**** TEXT BLOCK ****

Flashing, movement, and other eye-catchers: sometimes a presentation can benefit significantly with the right animation effects. This starts with the successive fading in of key points, but can also be a moving graphic, a model, or even an extensively animated object. Including effects in a presentation depends on the context and personal preferences of the user.
Google Slides offers a small selection of effects that allow for basic transitions. Fade in, dissolve, fade-out, appear, and disappear at different speeds can be selected.
The possibilities in PowerPoint go much further. Even in the online version, the Microsoft product offers a wider range of effects to choose from. In the desktop application, there are hardly any limits to the possibilities. The effect options can be edited and personalized in detail, and creativity can unfold freely.
For standard functions, both applications offer some options. If you want more creative freedom and a larger selection, PowerPoint is the better choice.
A selection of common fonts comes pre-installed in Google Slides as well as in PowerPoint. The Google font selection is very extensive and usually does not require any additional fonts. PowerPoint, on the other hand, uses the fonts installed on your device. Beware of using unusual fonts: if the presentation is to be displayed on an external device and the font is not accessible in local storage, the presentation may not display correctly.

****

§ **WORK INSTRUCTION 1**
Please edit the part of the presentation software comparison that opens with the words containing "For standard functions, both" and closes with "not display correctly.", replacing "PowerPoint" with "Microsoft PowerPoint" throughout.
§ **WORK INSTRUCTION 2**
List every effect that the presentation software comparison says can be selected in Google Slides.
§ **WORK INSTRUCTION 3**
Write the next part of the presentation software comparison, starting after its last sentence.

**** DATA EXCERPTS ****

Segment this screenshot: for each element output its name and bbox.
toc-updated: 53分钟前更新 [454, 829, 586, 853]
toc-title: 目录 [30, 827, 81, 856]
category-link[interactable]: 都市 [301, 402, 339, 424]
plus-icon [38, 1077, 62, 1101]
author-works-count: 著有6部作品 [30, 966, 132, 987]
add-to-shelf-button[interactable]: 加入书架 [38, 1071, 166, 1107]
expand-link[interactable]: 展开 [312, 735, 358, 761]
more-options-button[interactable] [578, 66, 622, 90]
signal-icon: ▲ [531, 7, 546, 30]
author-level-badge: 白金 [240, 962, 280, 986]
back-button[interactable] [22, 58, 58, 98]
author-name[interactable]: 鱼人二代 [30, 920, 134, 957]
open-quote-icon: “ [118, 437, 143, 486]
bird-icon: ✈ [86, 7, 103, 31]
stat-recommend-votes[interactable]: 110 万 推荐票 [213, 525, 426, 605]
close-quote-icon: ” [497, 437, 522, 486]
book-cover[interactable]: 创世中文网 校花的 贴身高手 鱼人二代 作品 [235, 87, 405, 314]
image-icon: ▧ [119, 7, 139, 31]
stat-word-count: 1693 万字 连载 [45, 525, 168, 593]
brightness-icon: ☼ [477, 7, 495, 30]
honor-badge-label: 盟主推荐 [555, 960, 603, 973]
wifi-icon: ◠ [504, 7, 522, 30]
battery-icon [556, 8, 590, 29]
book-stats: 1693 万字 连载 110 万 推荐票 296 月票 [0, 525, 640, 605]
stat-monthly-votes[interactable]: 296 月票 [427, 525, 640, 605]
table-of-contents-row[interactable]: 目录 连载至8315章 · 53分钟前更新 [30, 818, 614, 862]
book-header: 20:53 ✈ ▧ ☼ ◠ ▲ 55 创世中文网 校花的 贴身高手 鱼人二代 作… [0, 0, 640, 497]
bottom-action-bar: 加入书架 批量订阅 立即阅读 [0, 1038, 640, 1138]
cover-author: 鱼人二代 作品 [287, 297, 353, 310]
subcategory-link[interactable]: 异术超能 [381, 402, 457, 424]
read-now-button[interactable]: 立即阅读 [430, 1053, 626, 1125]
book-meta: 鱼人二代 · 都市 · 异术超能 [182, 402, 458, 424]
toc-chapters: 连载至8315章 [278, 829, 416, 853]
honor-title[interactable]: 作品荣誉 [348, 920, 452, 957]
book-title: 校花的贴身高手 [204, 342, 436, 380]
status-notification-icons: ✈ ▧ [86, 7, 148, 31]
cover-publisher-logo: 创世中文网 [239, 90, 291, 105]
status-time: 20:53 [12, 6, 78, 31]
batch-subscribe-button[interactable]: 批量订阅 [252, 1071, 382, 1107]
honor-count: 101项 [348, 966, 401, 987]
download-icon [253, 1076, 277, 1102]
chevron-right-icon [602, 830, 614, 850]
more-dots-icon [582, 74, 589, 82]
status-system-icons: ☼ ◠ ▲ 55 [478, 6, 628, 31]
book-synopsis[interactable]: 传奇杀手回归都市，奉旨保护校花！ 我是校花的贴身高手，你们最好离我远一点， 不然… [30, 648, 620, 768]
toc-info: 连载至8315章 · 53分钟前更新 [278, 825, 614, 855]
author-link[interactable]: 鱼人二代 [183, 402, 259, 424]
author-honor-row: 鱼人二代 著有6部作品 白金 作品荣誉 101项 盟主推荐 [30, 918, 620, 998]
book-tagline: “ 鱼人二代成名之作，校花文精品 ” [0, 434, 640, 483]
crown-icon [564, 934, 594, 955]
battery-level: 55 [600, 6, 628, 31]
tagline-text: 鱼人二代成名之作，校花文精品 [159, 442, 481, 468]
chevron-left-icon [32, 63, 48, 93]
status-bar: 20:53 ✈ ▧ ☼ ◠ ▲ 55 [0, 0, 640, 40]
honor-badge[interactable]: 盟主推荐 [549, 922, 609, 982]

****

§ **WRITTEN ANSWER 1**
For standard functions, both applications offer some options. If you want more creative freedom and a larger selection, Microsoft PowerPoint is the better choice.
A selection of common fonts comes pre-installed in Google Slides as well as in Microsoft PowerPoint. The Google font selection is very extensive and usually does not require any additional fonts. Microsoft PowerPoint, on the other hand, uses the fonts installed on your device. Beware of using unusual fonts: if the presentation is to be displayed on an external device and the font is not accessible in local storage, the presentation may not display correctly.

§ **WRITTEN ANSWER 2**
Fade in, dissolve, fade-out, appear, disappear

§ **WRITTEN ANSWER 3**
When creating tables on slides, Google believes in complete freedom. Each separator line is formatted individually, offering a lot of flexibility. But all that design flexibility can require a lot of work.
PowerPoint accommodates the user with many templates and makes it possible to switch quickly between different template formats. Changes are easy to make, even if an individual design can be more complicated than in Google Slides.
The best choice here depends on one's requirements. For most users, PowerPoint is more time-efficient, while Google has the greater freedom of design.
The situation is similar with Smart Art and diagrams. Google Slides is very creative from a design point of view - for example in color selection and formatting. PowerPoint, on the other hand, impresses with simple changes between different display formats and the flexible addition of further changes afterwards. PowerPoint reduces the effort involved with ready-made selections.
The out-of-the-box functions of a presentation application are often not sufficient to achieve an optimal result. Add-ons, add-ins, and plug-ins can extend the functions of an application. For Google Slides, a range of extensions can be directly connected to the application, such as Slide Randomizer, Fireshot, or Bitmoji.
Microsoft PowerPoint supports more diverse and specific add-ins that make work easier, including empower® Slides and empower® Charts for PowerPoint. The empower® PowerPoint add-ins ensure flawless compliance with corporate design, enable direct insertion of predefined slides from the company’s slide library, and simplify creating professional charts.
PowerPoint's extension options are more versatile and purposeful than Google Slides. With the right add-ins for increased productivity and brand consistency, PowerPoint can make a positive contribution to business success.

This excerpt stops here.